Provided data:
########
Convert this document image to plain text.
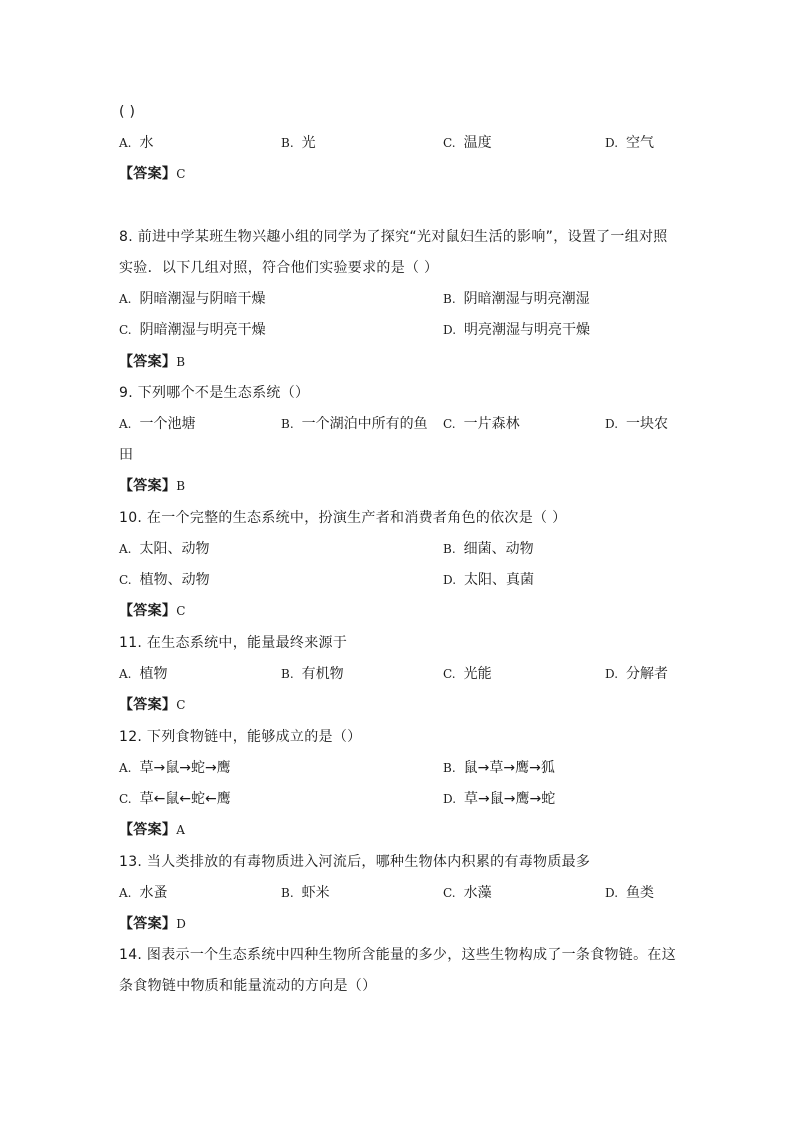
( )
A. 水	B. 光	C. 温度	D. 空气
【答案】C
8. 前进中学某班生物兴趣小组的同学为了探究“光对鼠妇生活的影响”，设置了一组对照
实验．以下几组对照，符合他们实验要求的是（ ）
A. 阴暗潮湿与阴暗干燥	B. 阴暗潮湿与明亮潮湿
C. 阴暗潮湿与明亮干燥	D. 明亮潮湿与明亮干燥
【答案】B
9. 下列哪个不是生态系统（）
A. 一个池塘	B. 一个湖泊中所有的鱼 C. 一片森林	D. 一块农
田
【答案】B
10. 在一个完整的生态系统中，扮演生产者和消费者角色的依次是（ ）
A. 太阳、动物	B. 细菌、动物
C. 植物、动物	D. 太阳、真菌
【答案】C
11. 在生态系统中，能量最终来源于
A. 植物	B. 有机物	C. 光能	D. 分解者
【答案】C
12. 下列食物链中，能够成立的是（）
A. 草→鼠→蛇→鹰	B. 鼠→草→鹰→狐
C. 草←鼠←蛇←鹰	D. 草→鼠→鹰→蛇
【答案】A
13. 当人类排放的有毒物质进入河流后，哪种生物体内积累的有毒物质最多
A. 水蚤	B. 虾米	C. 水藻	D. 鱼类
【答案】D
14. 图表示一个生态系统中四种生物所含能量的多少，这些生物构成了一条食物链。在这
条食物链中物质和能量流动的方向是（）
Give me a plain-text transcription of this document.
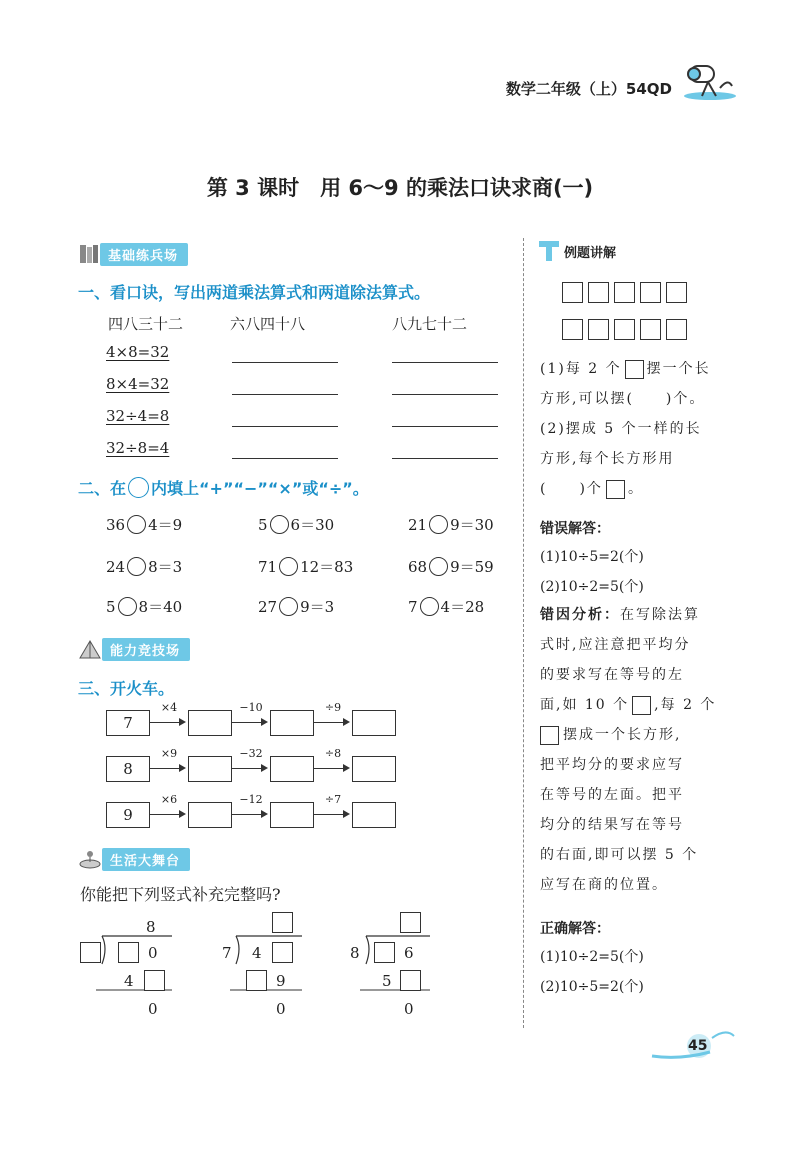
数学二年级（上）54QD
第 3 课时　用 6～9 的乘法口诀求商(一)
基础练兵场
一、看口诀，写出两道乘法算式和两道除法算式。
四八三十二	六八四十八	八九七十二
4×8=32
8×4=32
32÷4=8
32÷8=4
二、在 内填上“+”“−”“×”或“÷”。
36 4＝9	5 6＝30	21 9＝30
24 8＝3	71 12＝83	68 9＝59
5 8＝40	27 9＝3	7 4＝28
能力竞技场
三、开火车。
7
×4	−10	÷9
8
×9	−32	÷8
9
×6	−12	÷7
生活大舞台
你能把下列竖式补充完整吗?
8
0
4
0
7 4
9
0
8	6
5
0
例题讲解
(1)每 2 个 摆一个长
方形,可以摆(　　)个。
(2)摆成 5 个一样的长
方形,每个长方形用
(　　)个 。
错误解答：
(1)10÷5=2(个)
(2)10÷2=5(个)
错因分析：在写除法算
式时,应注意把平均分
的要求写在等号的左
面,如 10 个 ,每 2 个
摆成一个长方形,
把平均分的要求应写
在等号的左面。把平
均分的结果写在等号
的右面,即可以摆 5 个
应写在商的位置。
正确解答：
(1)10÷2=5(个)
(2)10÷5=2(个)
45
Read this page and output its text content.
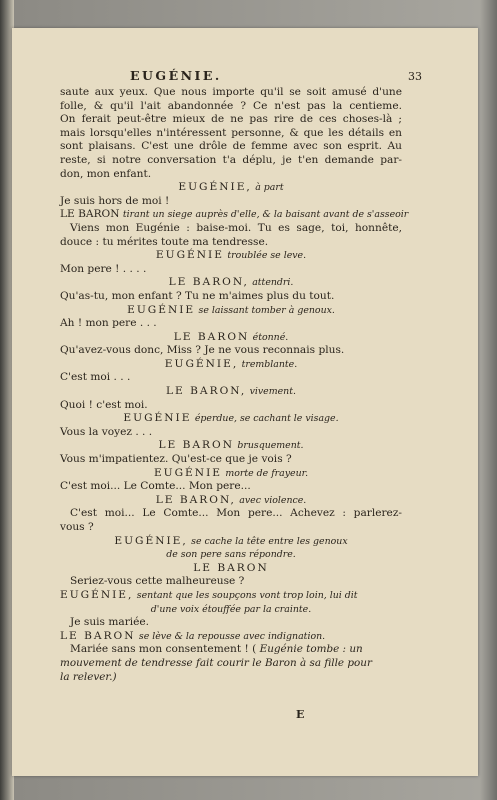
EUGÉNIE.	33
saute aux yeux. Que nous importe qu'il se soit amusé d'une
folle, & qu'il l'ait abandonnée ? Ce n'est pas la centieme.
On ferait peut-être mieux de ne pas rire de ces choses-là ;
mais lorsqu'elles n'intéressent personne, & que les détails en
sont plaisans. C'est une drôle de femme avec son esprit. Au
reste, si notre conversation t'a déplu, je t'en demande par-
don, mon enfant.
EUGÉNIE, à part
Je suis hors de moi !
LE BARON tirant un siege auprès d'elle, & la baisant avant de s'asseoir
Viens mon Eugénie : baise-moi. Tu es sage, toi, honnête,
douce : tu mérites toute ma tendresse.
EUGÉNIE troublée se leve.
Mon pere ! . . . .
LE BARON, attendri.
Qu'as-tu, mon enfant ? Tu ne m'aimes plus du tout.
EUGÉNIE se laissant tomber à genoux.
Ah ! mon pere . . .
LE BARON étonné.
Qu'avez-vous donc, Miss ? Je ne vous reconnais plus.
EUGÉNIE, tremblante.
C'est moi . . .
LE BARON, vivement.
Quoi ! c'est moi.
EUGÉNIE éperdue, se cachant le visage.
Vous la voyez . . .
LE BARON brusquement.
Vous m'impatientez. Qu'est-ce que je vois ?
EUGÉNIE morte de frayeur.
C'est moi... Le Comte... Mon pere...
LE BARON, avec violence.
C'est moi... Le Comte... Mon pere... Achevez : parlerez-
vous ?
EUGÉNIE, se cache la tête entre les genoux
de son pere sans répondre.
LE BARON
Seriez-vous cette malheureuse ?
EUGÉNIE, sentant que les soupçons vont trop loin, lui dit
d'une voix étouffée par la crainte.
Je suis mariée.
LE BARON se lève & la repousse avec indignation.
Mariée sans mon consentement ! ( Eugénie tombe : un
mouvement de tendresse fait courir le Baron à sa fille pour
la relever.)
E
########
Stated task: Transcribe the material exactly, keeping every word and none of the pictures.

Solution for this problem:
Convert this document image to plain text.
( )
A. 水	B. 光	C. 温度	D. 空气
【答案】C
8. 前进中学某班生物兴趣小组的同学为了探究“光对鼠妇生活的影响”，设置了一组对照
实验．以下几组对照，符合他们实验要求的是（ ）
A. 阴暗潮湿与阴暗干燥	B. 阴暗潮湿与明亮潮湿
C. 阴暗潮湿与明亮干燥	D. 明亮潮湿与明亮干燥
【答案】B
9. 下列哪个不是生态系统（）
A. 一个池塘	B. 一个湖泊中所有的鱼 C. 一片森林	D. 一块农
田
【答案】B
10. 在一个完整的生态系统中，扮演生产者和消费者角色的依次是（ ）
A. 太阳、动物	B. 细菌、动物
C. 植物、动物	D. 太阳、真菌
【答案】C
11. 在生态系统中，能量最终来源于
A. 植物	B. 有机物	C. 光能	D. 分解者
【答案】C
12. 下列食物链中，能够成立的是（）
A. 草→鼠→蛇→鹰	B. 鼠→草→鹰→狐
C. 草←鼠←蛇←鹰	D. 草→鼠→鹰→蛇
【答案】A
13. 当人类排放的有毒物质进入河流后，哪种生物体内积累的有毒物质最多
A. 水蚤	B. 虾米	C. 水藻	D. 鱼类
【答案】D
14. 图表示一个生态系统中四种生物所含能量的多少，这些生物构成了一条食物链。在这
条食物链中物质和能量流动的方向是（）
Give me a plain-text transcription of this document.
数学二年级（上）54QD
第 3 课时　用 6～9 的乘法口诀求商(一)
基础练兵场
一、看口诀，写出两道乘法算式和两道除法算式。
四八三十二	六八四十八	八九七十二
4×8=32
8×4=32
32÷4=8
32÷8=4
二、在 内填上“+”“−”“×”或“÷”。
36 4＝9	5 6＝30	21 9＝30
24 8＝3	71 12＝83	68 9＝59
5 8＝40	27 9＝3	7 4＝28
能力竞技场
三、开火车。
7
×4	−10	÷9
8
×9	−32	÷8
9
×6	−12	÷7
生活大舞台
你能把下列竖式补充完整吗?
8
0
4
0
7 4
9
0
8	6
5
0
例题讲解
(1)每 2 个 摆一个长
方形,可以摆(　　)个。
(2)摆成 5 个一样的长
方形,每个长方形用
(　　)个 。
错误解答：
(1)10÷5=2(个)
(2)10÷2=5(个)
错因分析：在写除法算
式时,应注意把平均分
的要求写在等号的左
面,如 10 个 ,每 2 个
摆成一个长方形,
把平均分的要求应写
在等号的左面。把平
均分的结果写在等号
的右面,即可以摆 5 个
应写在商的位置。
正确解答：
(1)10÷2=5(个)
(2)10÷5=2(个)
45
Read this page and output its text content.
EUGÉNIE.	33
saute aux yeux. Que nous importe qu'il se soit amusé d'une
folle, & qu'il l'ait abandonnée ? Ce n'est pas la centieme.
On ferait peut-être mieux de ne pas rire de ces choses-là ;
mais lorsqu'elles n'intéressent personne, & que les détails en
sont plaisans. C'est une drôle de femme avec son esprit. Au
reste, si notre conversation t'a déplu, je t'en demande par-
don, mon enfant.
EUGÉNIE, à part
Je suis hors de moi !
LE BARON tirant un siege auprès d'elle, & la baisant avant de s'asseoir
Viens mon Eugénie : baise-moi. Tu es sage, toi, honnête,
douce : tu mérites toute ma tendresse.
EUGÉNIE troublée se leve.
Mon pere ! . . . .
LE BARON, attendri.
Qu'as-tu, mon enfant ? Tu ne m'aimes plus du tout.
EUGÉNIE se laissant tomber à genoux.
Ah ! mon pere . . .
LE BARON étonné.
Qu'avez-vous donc, Miss ? Je ne vous reconnais plus.
EUGÉNIE, tremblante.
C'est moi . . .
LE BARON, vivement.
Quoi ! c'est moi.
EUGÉNIE éperdue, se cachant le visage.
Vous la voyez . . .
LE BARON brusquement.
Vous m'impatientez. Qu'est-ce que je vois ?
EUGÉNIE morte de frayeur.
C'est moi... Le Comte... Mon pere...
LE BARON, avec violence.
C'est moi... Le Comte... Mon pere... Achevez : parlerez-
vous ?
EUGÉNIE, se cache la tête entre les genoux
de son pere sans répondre.
LE BARON
Seriez-vous cette malheureuse ?
EUGÉNIE, sentant que les soupçons vont trop loin, lui dit
d'une voix étouffée par la crainte.
Je suis mariée.
LE BARON se lève & la repousse avec indignation.
Mariée sans mon consentement ! ( Eugénie tombe : un
mouvement de tendresse fait courir le Baron à sa fille pour
la relever.)
E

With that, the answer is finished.